TEXT SEGMENT:
-.-.-

In many schools, there is some type of bullying, whether it be direct or indirect, physical or emotional. Since technology has advanced, bullying now occurs everywhere and it becomes harder to ignore. Cyberbullying is glossed over nowadays as the internet has become a place of debate and insults, a free platform for harassment. At least when people pick on you at school, you get to go home and take a break from all the stress, even for a little while. But with things that go online, anywhere you go, your phone follows and you are constantly being reminded as to what people think of you and the mean comments they may make. Although people do get in trouble on occasion for the things they say online, teens usually feel freer to say whatever they want. It is so much harder to stare someone in the face and say awful things unless you have very low empathy, but when you don’t have to watch the way it affects them, it becomes a lot easier.

We live in a country where there is freedom of speech, but when you’re in an environment where people are supposed to feel safe and welcome, like a school, it is just unacceptable to act this way. Everyone is allowed to joke around and such, but there needs to be some sort of boundaries, and this can get really difficult when setting them. Everyone says things they don’t really mean, everyone gets caught up in the moment, and everyone does things that they regret. The key is to recognize these things and be able to admit you’re wrong. Of course, it can be difficult or embarrassing, but the things we say and do can have a serious effect on other people. People are so much more likely to hold onto something rude or awful that you said or did than make fun of you for apologizing for those actions. All of your actions and decisions build up your character and you have the free will to make whatever choices you please, but take into consideration the person you will become and the effect it will have on the world and people around you.

-.-.-

GIVEN INFORMATION:
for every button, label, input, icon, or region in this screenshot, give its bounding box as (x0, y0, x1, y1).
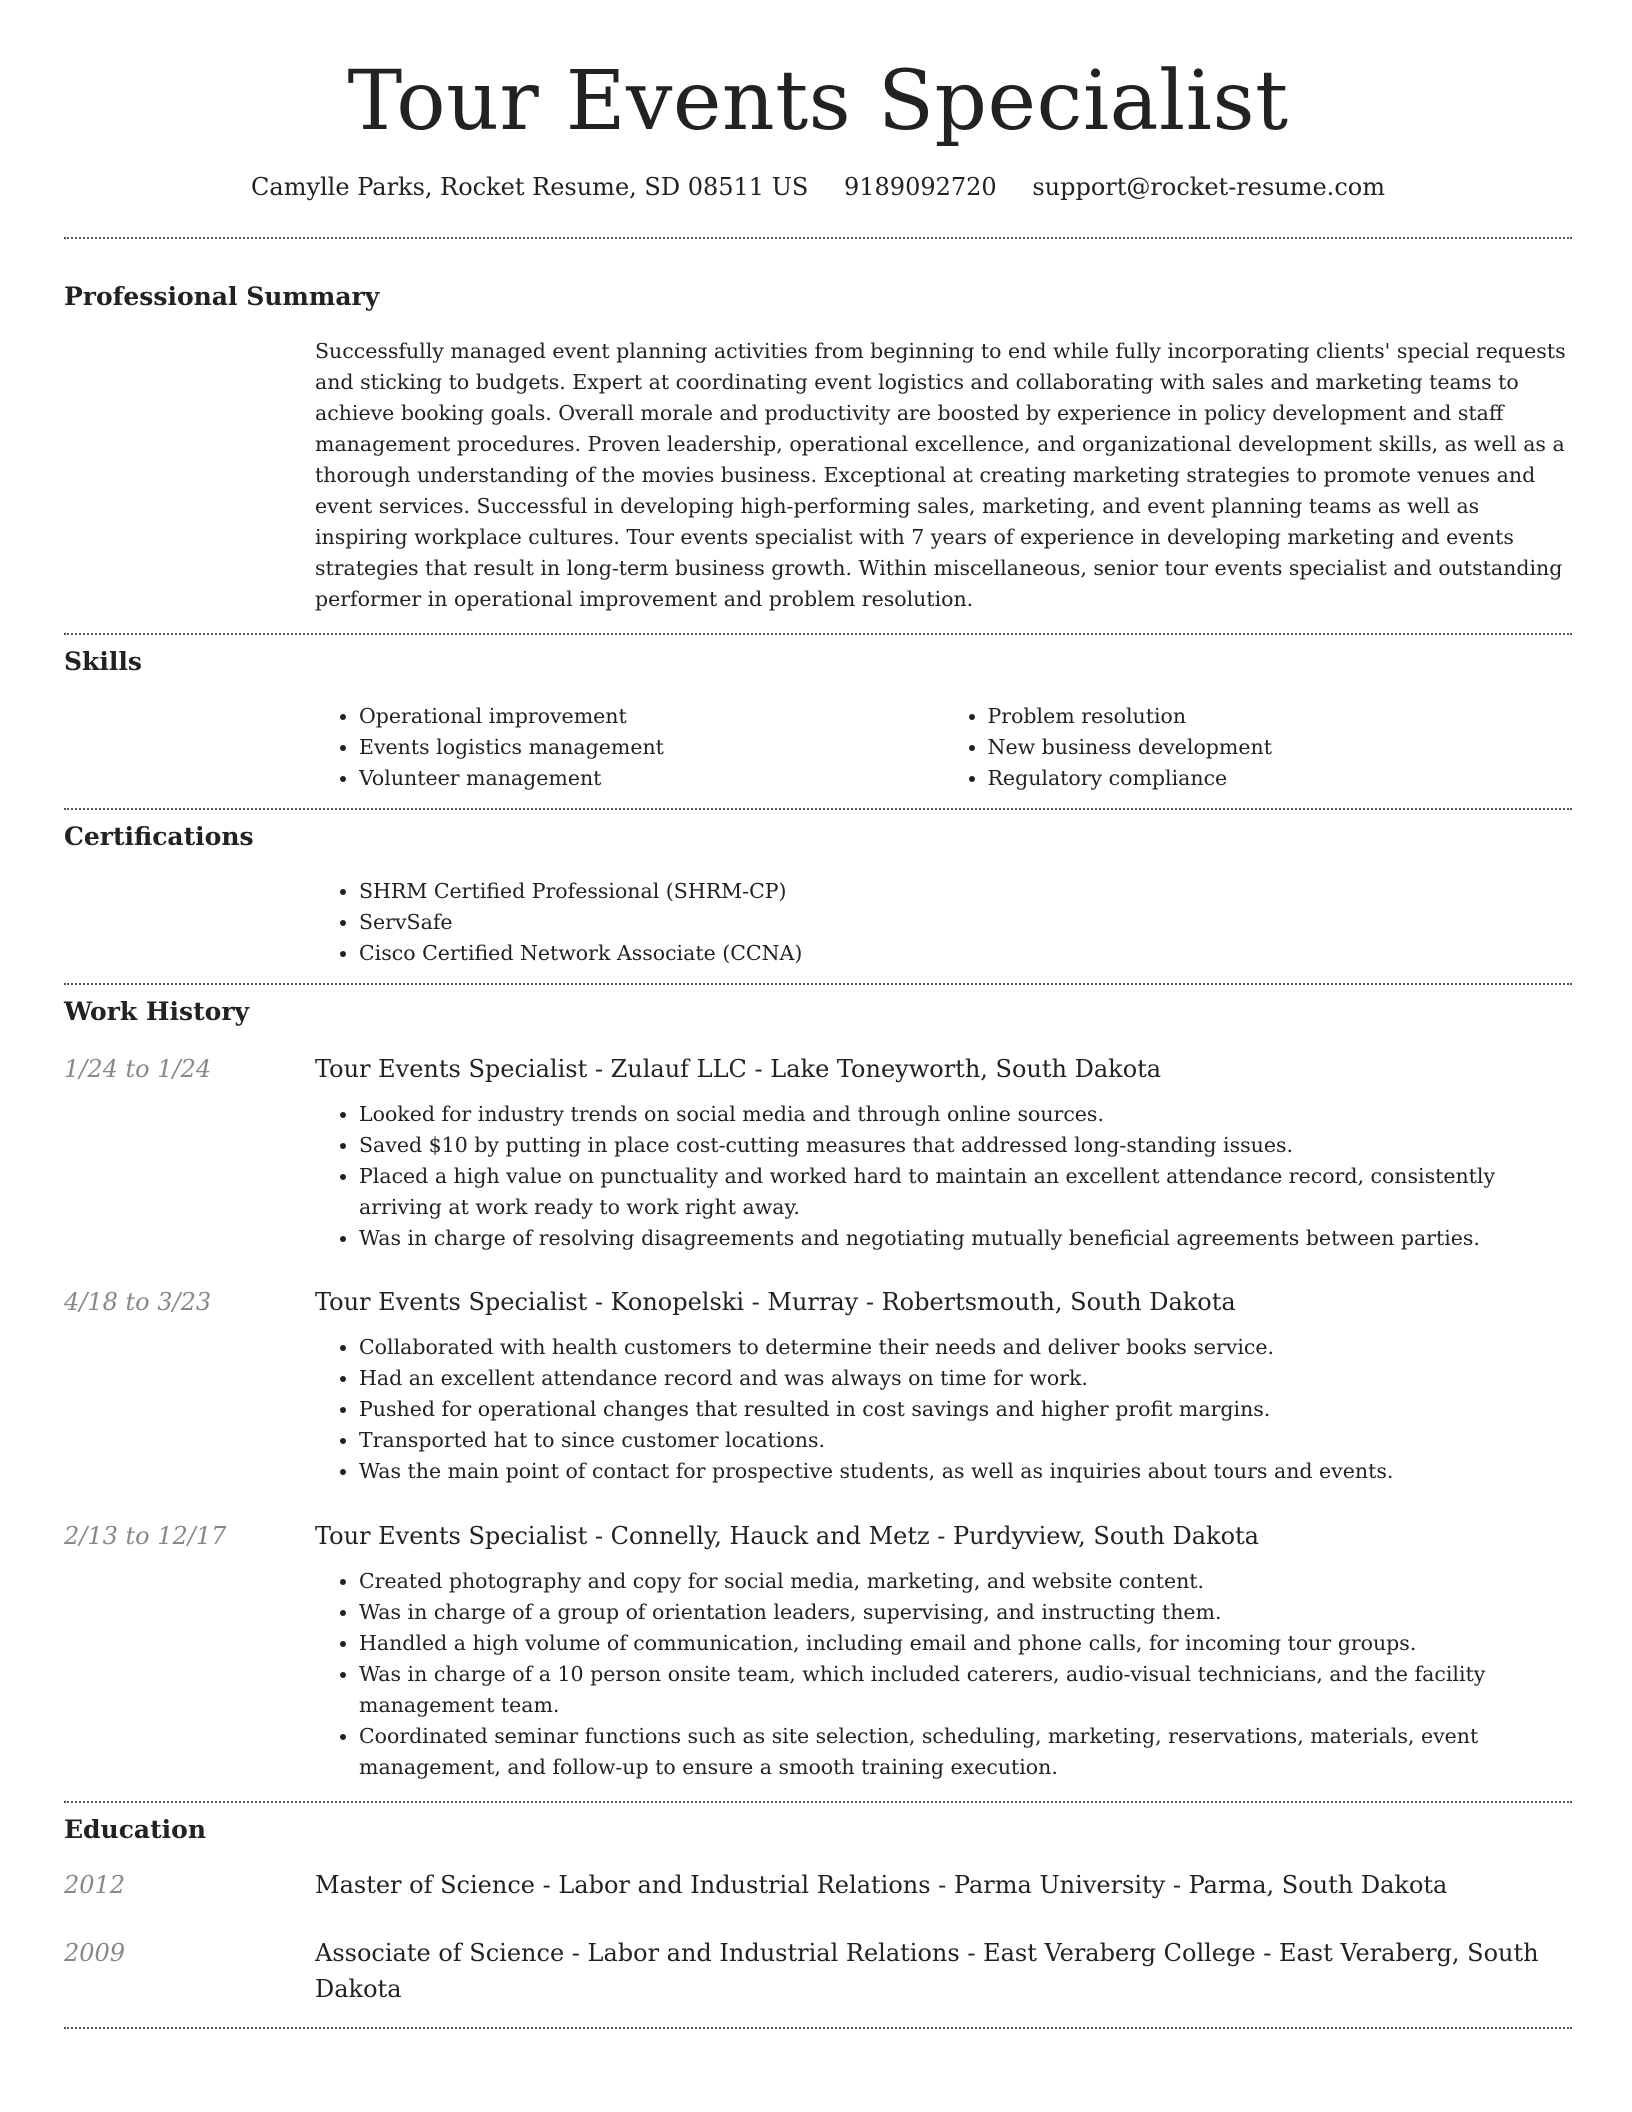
job-bullets (315, 1099, 1572, 1254)
education-entry (64, 1935, 1572, 2007)
contact-line (64, 172, 1572, 202)
job-bullet: • Had an excellent attendance record and was always on time for work. (359, 1363, 1572, 1394)
job-bullet: • Collaborated with health customers to determine their needs and deliver books service. (359, 1332, 1572, 1363)
skills-section (64, 647, 1572, 794)
job-title: Tour Events Specialist - Connelly, Hauck and Metz - Purdyview, South Dakota (315, 1522, 1259, 1550)
section-divider (64, 983, 1572, 985)
job-bullet: • Was in charge of resolving disagreements and negotiating mutually beneficial agreements between parties. (359, 1223, 1572, 1254)
job-bullet: • Was in charge of a group of orientation leaders, supervising, and instructing them. (359, 1597, 1572, 1628)
certifications-section (64, 822, 1572, 969)
summary-text: Successfully managed event planning activities from beginning to end while fully incorporating clients' special requests and sticking to budgets. Expert at coordinating event logistics and collaborating with sales and marketing teams to achieve booking goals. Overall morale and productivity are boosted by experience in policy development and staff management procedures. Proven leadership, operational excellence, and organizational development skills, as well as a thorough understanding of the movies business. Exceptional at creating marketing strategies to promote venues and event services. Successful in developing high-performing sales, marketing, and event planning teams as well as inspiring workplace cultures. Tour events specialist with 7 years of experience in developing marketing and events strategies that result in long-term business growth. Within miscellaneous, senior tour events specialist and outstanding performer in operational improvement and problem resolution. (315, 339, 1566, 611)
job-bullet: • Looked for industry trends on social media and through online sources. (359, 1099, 1572, 1130)
skill-item: • Regulatory compliance (988, 763, 1573, 794)
skill-item: • New business development (988, 732, 1573, 763)
work-history-heading: Work History (64, 997, 250, 1026)
job-dates: 4/18 to 3/23 (64, 1288, 212, 1316)
job-bullets (315, 1566, 1572, 1783)
job-bullet: • Saved $10 by putting in place cost-cutting measures that addressed long-standing issues. (359, 1130, 1572, 1161)
job-entry (64, 1286, 1572, 1487)
certification-item: • ServSafe (359, 907, 1572, 938)
education-section (64, 1815, 1572, 2007)
summary-section (64, 282, 1572, 615)
certifications-list (315, 876, 1572, 969)
job-bullet: • Handled a high volume of communication, including email and phone calls, for incoming tour groups. (359, 1628, 1572, 1659)
section-divider (64, 1801, 1572, 1803)
education-year: 2012 (64, 1871, 126, 1899)
summary-heading: Professional Summary (64, 282, 380, 311)
job-title: Tour Events Specialist - Zulauf LLC - Lake Toneyworth, South Dakota (315, 1055, 1162, 1083)
section-divider (64, 633, 1572, 635)
section-divider (64, 2027, 1572, 2029)
job-bullet: • Was in charge of a 10 person onsite team, which included caterers, audio-visual technicians, and the facility management team. (359, 1659, 1572, 1721)
contact-address: Camylle Parks, Rocket Resume, SD 08511 US (251, 173, 809, 201)
skill-item: • Problem resolution (988, 701, 1573, 732)
job-dates: 2/13 to 12/17 (64, 1522, 227, 1550)
skill-item: • Volunteer management (359, 763, 944, 794)
education-year: 2009 (64, 1939, 126, 1967)
job-bullet: • Was the main point of contact for prospective students, as well as inquiries about tours and events. (359, 1456, 1572, 1487)
skills-heading: Skills (64, 647, 142, 676)
contact-email: support@rocket-resume.com (1032, 173, 1385, 201)
education-title: Master of Science - Labor and Industrial Relations - Parma University - Parma, South Dakota (315, 1871, 1448, 1899)
education-title: Associate of Science - Labor and Industrial Relations - East Veraberg College - East Veraberg, South Dakota (315, 1939, 1539, 2003)
resume-title: Tour Events Specialist (347, 54, 1289, 149)
job-entry (64, 1053, 1572, 1254)
job-bullet: • Transported hat to since customer locations. (359, 1425, 1572, 1456)
education-heading: Education (64, 1815, 207, 1844)
job-bullets (315, 1332, 1572, 1487)
certifications-heading: Certifications (64, 822, 254, 851)
skill-item: • Operational improvement (359, 701, 944, 732)
job-bullet: • Coordinated seminar functions such as site selection, scheduling, marketing, reservations, materials, event management, and follow-up to ensure a smooth training execution. (359, 1721, 1572, 1783)
job-entry (64, 1520, 1572, 1783)
job-bullet: • Created photography and copy for social media, marketing, and website content. (359, 1566, 1572, 1597)
job-bullet: • Placed a high value on punctuality and worked hard to maintain an excellent attendance record, consistently arriving at work ready to work right away. (359, 1161, 1572, 1223)
education-entry (64, 1867, 1572, 1903)
skills-list-right (944, 701, 1573, 794)
certification-item: • SHRM Certified Professional (SHRM-CP) (359, 876, 1572, 907)
section-divider (64, 237, 1572, 239)
work-history-section (64, 997, 1572, 1783)
contact-phone: 9189092720 (844, 173, 997, 201)
skill-item: • Events logistics management (359, 732, 944, 763)
certification-item: • Cisco Certified Network Associate (CCNA) (359, 938, 1572, 969)
skills-list-left (315, 701, 944, 794)
section-divider (64, 808, 1572, 810)
job-bullet: • Pushed for operational changes that resulted in cost savings and higher profit margins. (359, 1394, 1572, 1425)
resume-page (64, 0, 1572, 2029)
job-title: Tour Events Specialist - Konopelski - Murray - Robertsmouth, South Dakota (315, 1288, 1236, 1316)
job-dates: 1/24 to 1/24 (64, 1055, 212, 1083)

-.-.-

According to the essay on bullying, why is cyberbullying harder to get away from than bullying at school? Answer in one to three sentences.

Someone picked on at school can go home and take a break from the stress for a while. Online, the phone follows them everywhere, so they are constantly reminded of what people think of them and the mean comments they may make.